--- Begin ---
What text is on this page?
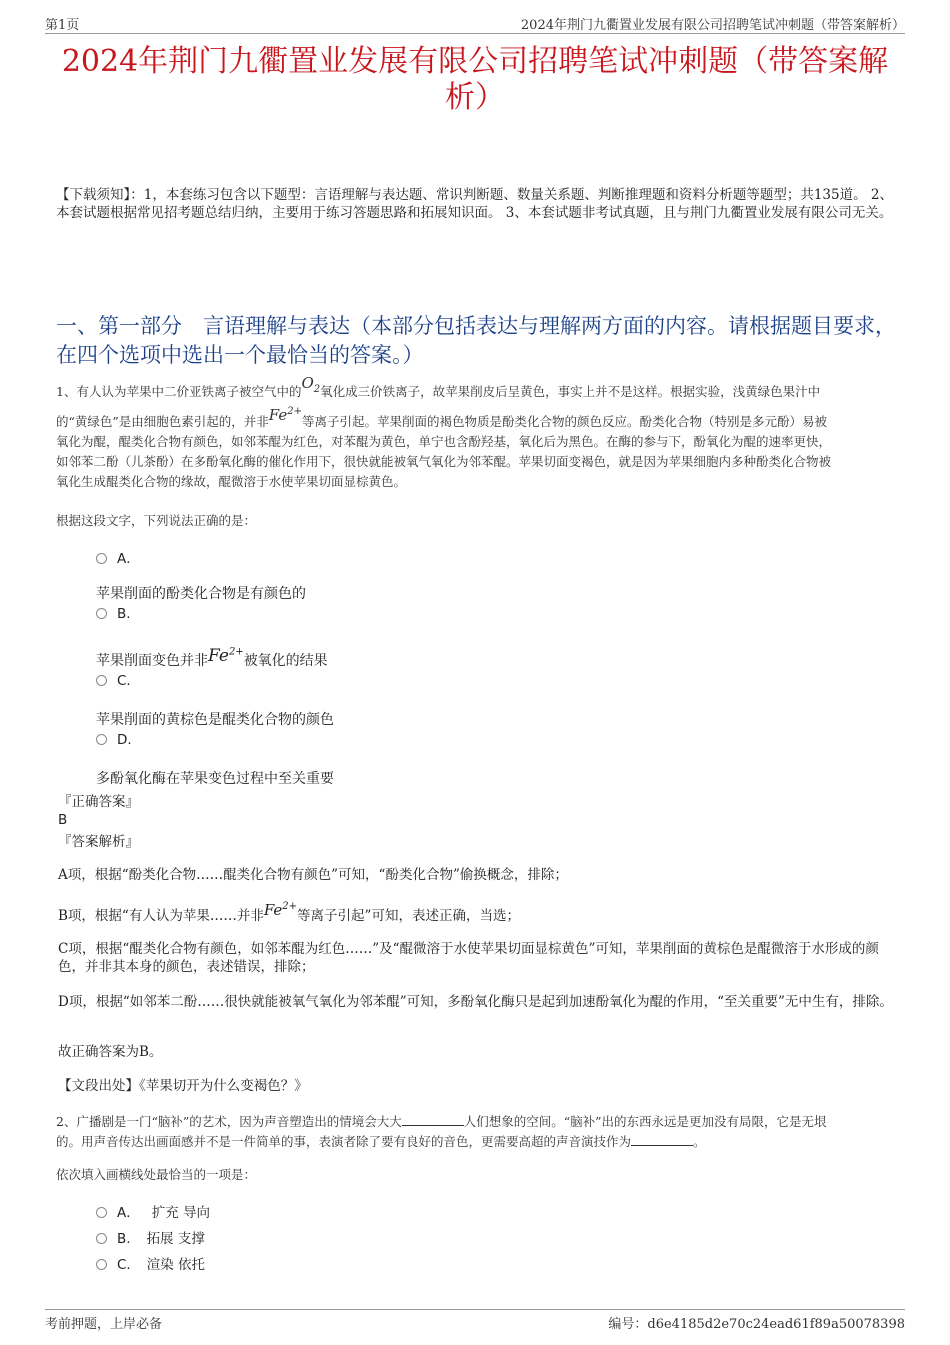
第1页	2024年荆门九衢置业发展有限公司招聘笔试冲刺题（带答案解析）
2024年荆门九衢置业发展有限公司招聘笔试冲刺题（带答案解
析）
【下载须知】：1，本套练习包含以下题型：言语理解与表达题、常识判断题、数量关系题、判断推理题和资料分析题等题型；共135道。 2、本套试题根据常见招考题总结归纳，主要用于练习答题思路和拓展知识面。 3、本套试题非考试真题，且与荆门九衢置业发展有限公司无关。
一、第一部分　言语理解与表达（本部分包括表达与理解两方面的内容。请根据题目要求，在四个选项中选出一个最恰当的答案。）
1、有人认为苹果中二价亚铁离子被空气中的$O_2$氧化成三价铁离子，故苹果削皮后呈黄色，事实上并不是这样。根据实验，浅黄绿色果汁中
的“黄绿色”是由细胞色素引起的，并非$Fe^{2+}$等离子引起。苹果削面的褐色物质是酚类化合物的颜色反应。酚类化合物（特别是多元酚）易被
氧化为醌，醌类化合物有颜色，如邻苯醌为红色，对苯醌为黄色，单宁也含酚羟基，氧化后为黑色。在酶的参与下，酚氧化为醌的速率更快，
如邻苯二酚（儿茶酚）在多酚氧化酶的催化作用下，很快就能被氧气氧化为邻苯醌。苹果切面变褐色，就是因为苹果细胞内多种酚类化合物被
氧化生成醌类化合物的缘故，醌微溶于水使苹果切面显棕黄色。
根据这段文字，下列说法正确的是：
A．
苹果削面的酚类化合物是有颜色的
B.
苹果削面变色并非$Fe^{2+}$被氧化的结果
C.
苹果削面的黄棕色是醌类化合物的颜色
D.
多酚氧化酶在苹果变色过程中至关重要
『正确答案』
B
『答案解析』
A项，根据“酚类化合物……醌类化合物有颜色”可知，“酚类化合物”偷换概念，排除；
B项，根据“有人认为苹果……并非$Fe^{2+}$等离子引起”可知，表述正确，当选；
C项，根据“醌类化合物有颜色，如邻苯醌为红色……”及“醌微溶于水使苹果切面显棕黄色”可知，苹果削面的黄棕色是醌微溶于水形成的颜色，并非其本身的颜色，表述错误，排除；
D项，根据“如邻苯二酚……很快就能被氧气氧化为邻苯醌”可知，多酚氧化酶只是起到加速酚氧化为醌的作用，“至关重要”无中生有，排除。
故正确答案为B。
【文段出处】《苹果切开为什么变褐色？》
2、广播剧是一门“脑补”的艺术，因为声音塑造出的情境会大大	人们想象的空间。“脑补”出的东西永远是更加没有局限，它是无垠
的。用声音传达出画面感并不是一件简单的事，表演者除了要有良好的音色，更需要高超的声音演技作为	。
依次填入画横线处最恰当的一项是：
A． 扩充 导向
B. 拓展 支撑
C. 渲染 依托
考前押题，上岸必备	编号：d6e4185d2e70c24ead61f89a50078398
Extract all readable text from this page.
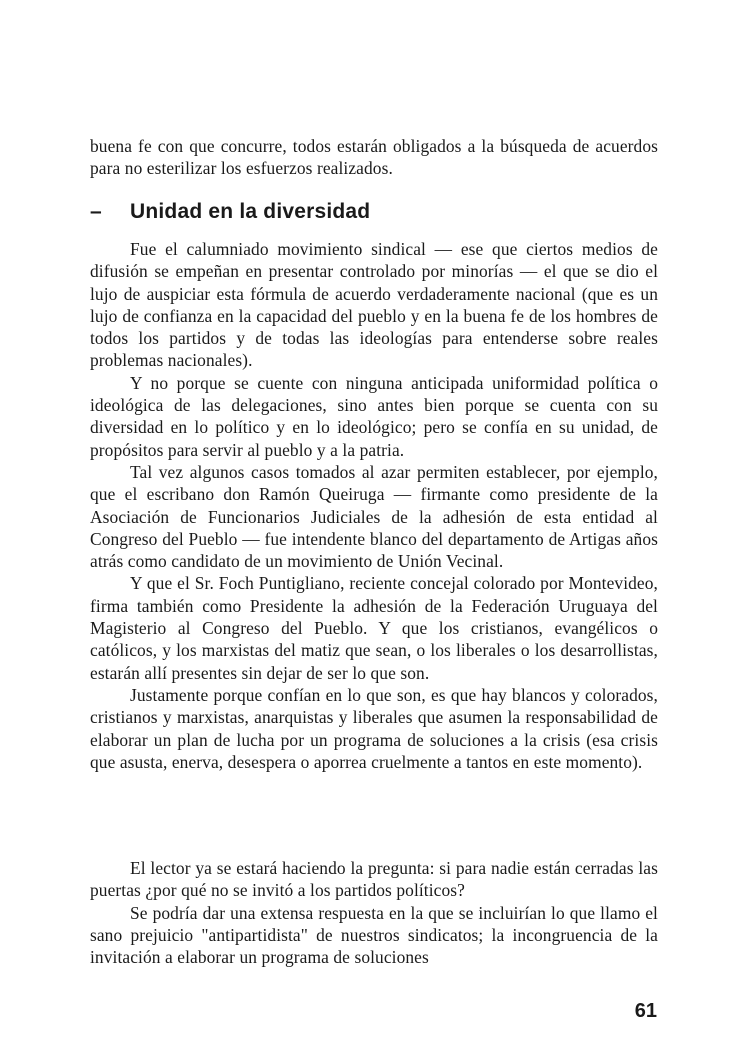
buena fe con que concurre, todos estarán obligados a la búsqueda de acuerdos para no esterilizar los esfuerzos realizados.

– Unidad en la diversidad

Fue el calumniado movimiento sindical — ese que ciertos medios de difusión se empeñan en presentar controlado por minorías — el que se dio el lujo de auspiciar esta fórmula de acuerdo verdaderamente nacional (que es un lujo de confianza en la capacidad del pueblo y en la buena fe de los hombres de todos los partidos y de todas las ideologías para entenderse sobre reales problemas nacionales).

Y no porque se cuente con ninguna anticipada uniformidad política o ideológica de las delegaciones, sino antes bien porque se cuenta con su diversidad en lo político y en lo ideológico; pero se confía en su unidad, de propósitos para servir al pueblo y a la patria.

Tal vez algunos casos tomados al azar permiten establecer, por ejemplo, que el escribano don Ramón Queiruga — firmante como presidente de la Asociación de Funcionarios Judiciales de la adhesión de esta entidad al Congreso del Pueblo — fue intendente blanco del departamento de Artigas años atrás como candidato de un movimiento de Unión Vecinal.

Y que el Sr. Foch Puntigliano, reciente concejal colorado por Montevideo, firma también como Presidente la adhesión de la Federación Uruguaya del Magisterio al Congreso del Pueblo. Y que los cristianos, evangélicos o católicos, y los marxistas del matiz que sean, o los liberales o los desarrollistas, estarán allí presentes sin dejar de ser lo que son.

Justamente porque confían en lo que son, es que hay blancos y colorados, cristianos y marxistas, anarquistas y liberales que asumen la responsabilidad de elaborar un plan de lucha por un programa de soluciones a la crisis (esa crisis que asusta, enerva, desespera o aporrea cruelmente a tantos en este momento).

El lector ya se estará haciendo la pregunta: si para nadie están cerradas las puertas ¿por qué no se invitó a los partidos políticos?

Se podría dar una extensa respuesta en la que se incluirían lo que llamo el sano prejuicio "antipartidista" de nuestros sindicatos; la incongruencia de la invitación a elaborar un programa de soluciones

61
--- End ---
▶ _TASK INSTRUCTIONS_
Say how many lines of the data include the word "diversidad". Respond with the number alone.

▶ _RESPONSE_
2